--- Start RECORDS SUPPLIED ---

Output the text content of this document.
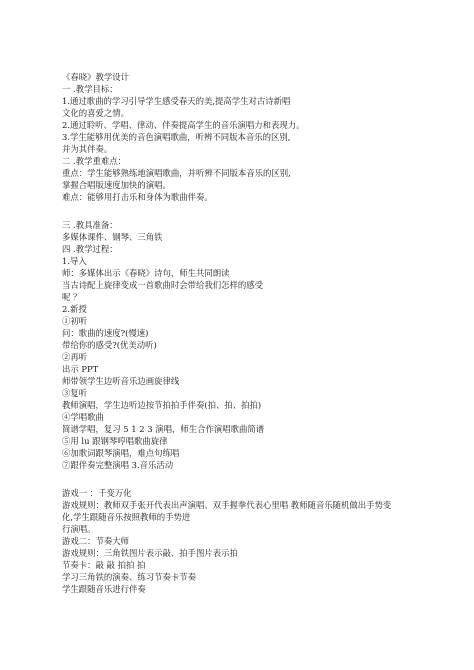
《春晓》教学设计
一 .教学目标：
1.通过歌曲的学习引导学生感受春天的美,提高学生对古诗新唱
文化的喜爱之情。
2.通过聆听、学唱、律动、伴奏提高学生的音乐演唱力和表现力。
3.学生能够用优美的音色演唱歌曲，听辨不同版本音乐的区别,
并为其伴奏。
二 .教学重难点：
重点：学生能够熟练地演唱歌曲，并听辨不同版本音乐的区别,
掌握合唱版速度加快的演唱。
难点：能够用打击乐和身体为歌曲伴奏。
三 .教具准备：
多媒体课件、钢琴、三角铁
四 .教学过程：
1.导入
师：多媒体出示《春晓》诗句，师生共同朗读
当古诗配上旋律变成一首歌曲时会带给我们怎样的感受
呢 ？
2.新授
①初听
问：歌曲的速度?(慢速)
带给你的感受?(优美动听)
②再听
出示 PPT
师带领学生边听音乐边画旋律线
③复听
教师演唱，学生边听边按节拍拍手伴奏(拍、拍、拍拍)
④学唱歌曲
简谱学唱，复习 5 1 2 3 演唱，师生合作演唱歌曲简谱
⑤用 lu 跟钢琴哼唱歌曲旋律
⑥加歌词跟琴演唱，难点句练唱
⑦跟伴奏完整演唱 3.音乐活动
游戏一 ：千变万化
游戏规则：教师双手张开代表出声演唱、双手握拳代表心里唱 教师随音乐随机做出手势变
化,学生跟随音乐按照教师的手势进
行演唱。
游戏二：节奏大师
游戏规则：三角铁图片表示敲、拍手图片表示拍
节奏卡：敲 敲 拍拍 拍
学习三角铁的演奏、练习节奏卡节奏
学生跟随音乐进行伴奏
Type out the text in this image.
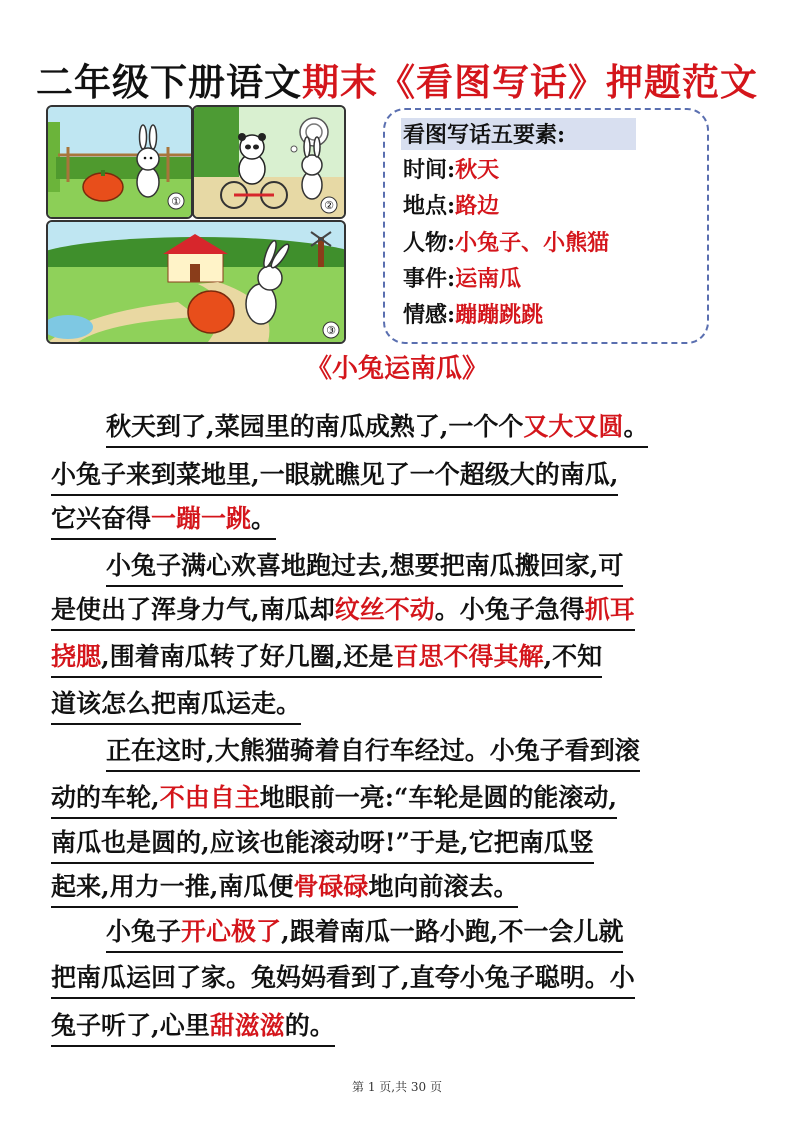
二年级下册语文期末《看图写话》押题范文
①	②
③
看图写话五要素:
时间:秋天
地点:路边
人物:小兔子、小熊猫
事件:运南瓜
情感:蹦蹦跳跳
《小兔运南瓜》
秋天到了,菜园里的南瓜成熟了,一个个又大又圆。
小兔子来到菜地里,一眼就瞧见了一个超级大的南瓜,
它兴奋得一蹦一跳。
小兔子满心欢喜地跑过去,想要把南瓜搬回家,可
是使出了浑身力气,南瓜却纹丝不动。小兔子急得抓耳
挠腮,围着南瓜转了好几圈,还是百思不得其解,不知
道该怎么把南瓜运走。
正在这时,大熊猫骑着自行车经过。小兔子看到滚
动的车轮,不由自主地眼前一亮:“车轮是圆的能滚动,
南瓜也是圆的,应该也能滚动呀!”于是,它把南瓜竖
起来,用力一推,南瓜便骨碌碌地向前滚去。
小兔子开心极了,跟着南瓜一路小跑,不一会儿就
把南瓜运回了家。兔妈妈看到了,直夸小兔子聪明。小
兔子听了,心里甜滋滋的。
第 1 页,共 30 页
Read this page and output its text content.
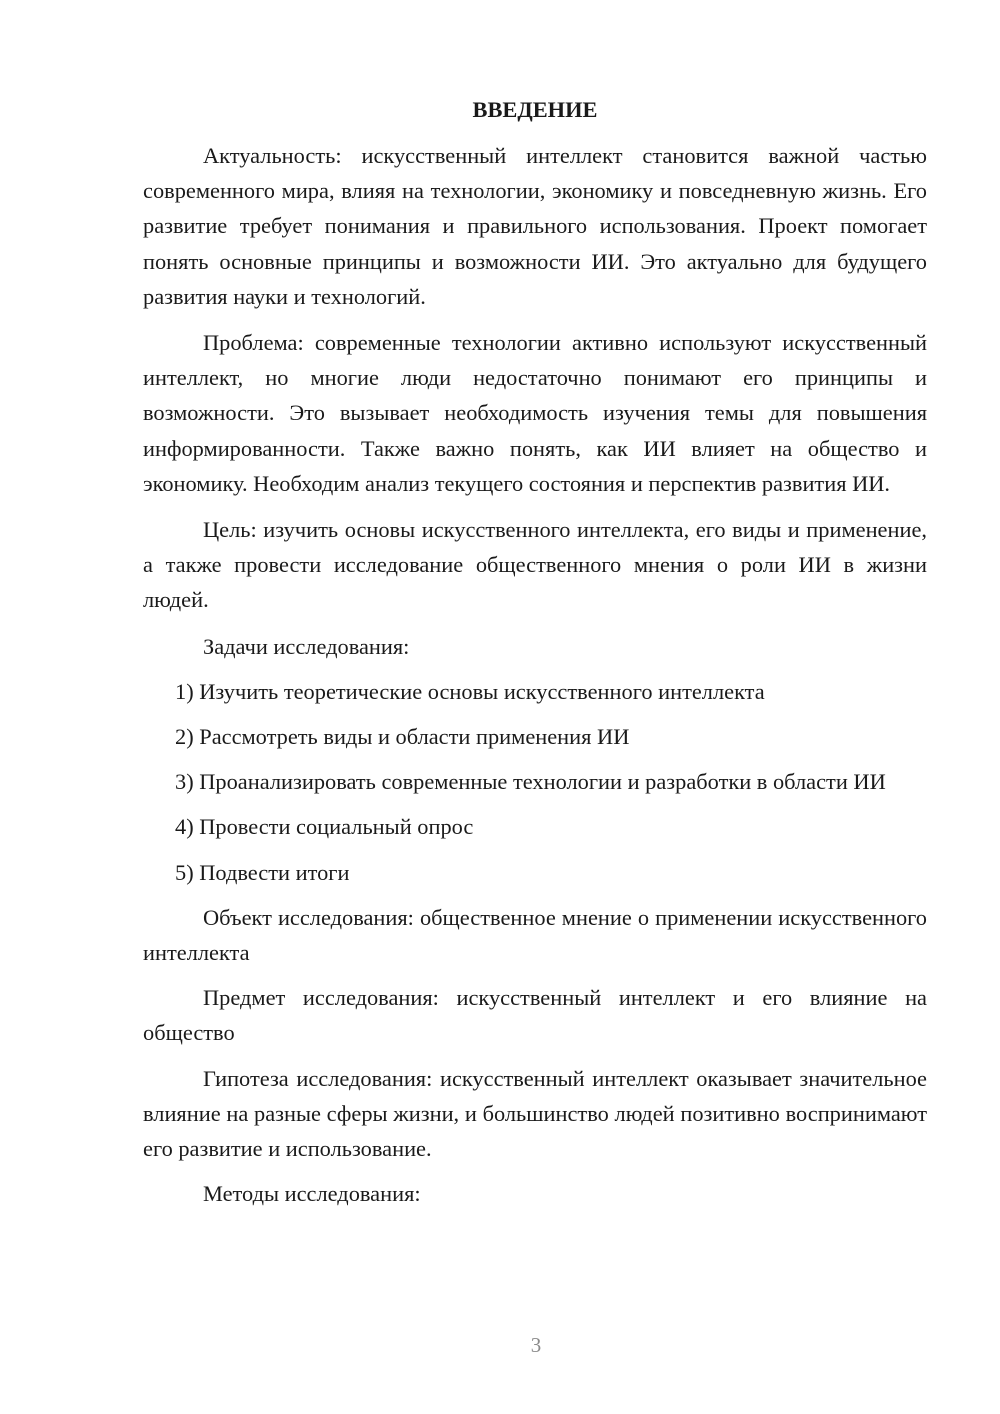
ВВЕДЕНИЕ

Актуальность: искусственный интеллект становится важной частью современного мира, влияя на технологии, экономику и повседневную жизнь. Его развитие требует понимания и правильного использования. Проект помогает понять основные принципы и возможности ИИ. Это актуально для будущего развития науки и технологий.

Проблема: современные технологии активно используют искусственный интеллект, но многие люди недостаточно понимают его принципы и возможности. Это вызывает необходимость изучения темы для повышения информированности. Также важно понять, как ИИ влияет на общество и экономику. Необходим анализ текущего состояния и перспектив развития ИИ.

Цель: изучить основы искусственного интеллекта, его виды и применение, а также провести исследование общественного мнения о роли ИИ в жизни людей.

Задачи исследования:

1) Изучить теоретические основы искусственного интеллекта

2) Рассмотреть виды и области применения ИИ

3) Проанализировать современные технологии и разработки в области ИИ

4) Провести социальный опрос

5) Подвести итоги

Объект исследования: общественное мнение о применении искусственного интеллекта

Предмет исследования: искусственный интеллект и его влияние на общество

Гипотеза исследования: искусственный интеллект оказывает значительное влияние на разные сферы жизни, и большинство людей позитивно воспринимают его развитие и использование.

Методы исследования:

3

--- End RECORDS SUPPLIED ---

> _SHORT PROBLEM_:
Return, from the data, each line that has the word "content" in it.

> _WRITTEN ANSWER_:
Output the text content of this document.
Read this page and output its text content.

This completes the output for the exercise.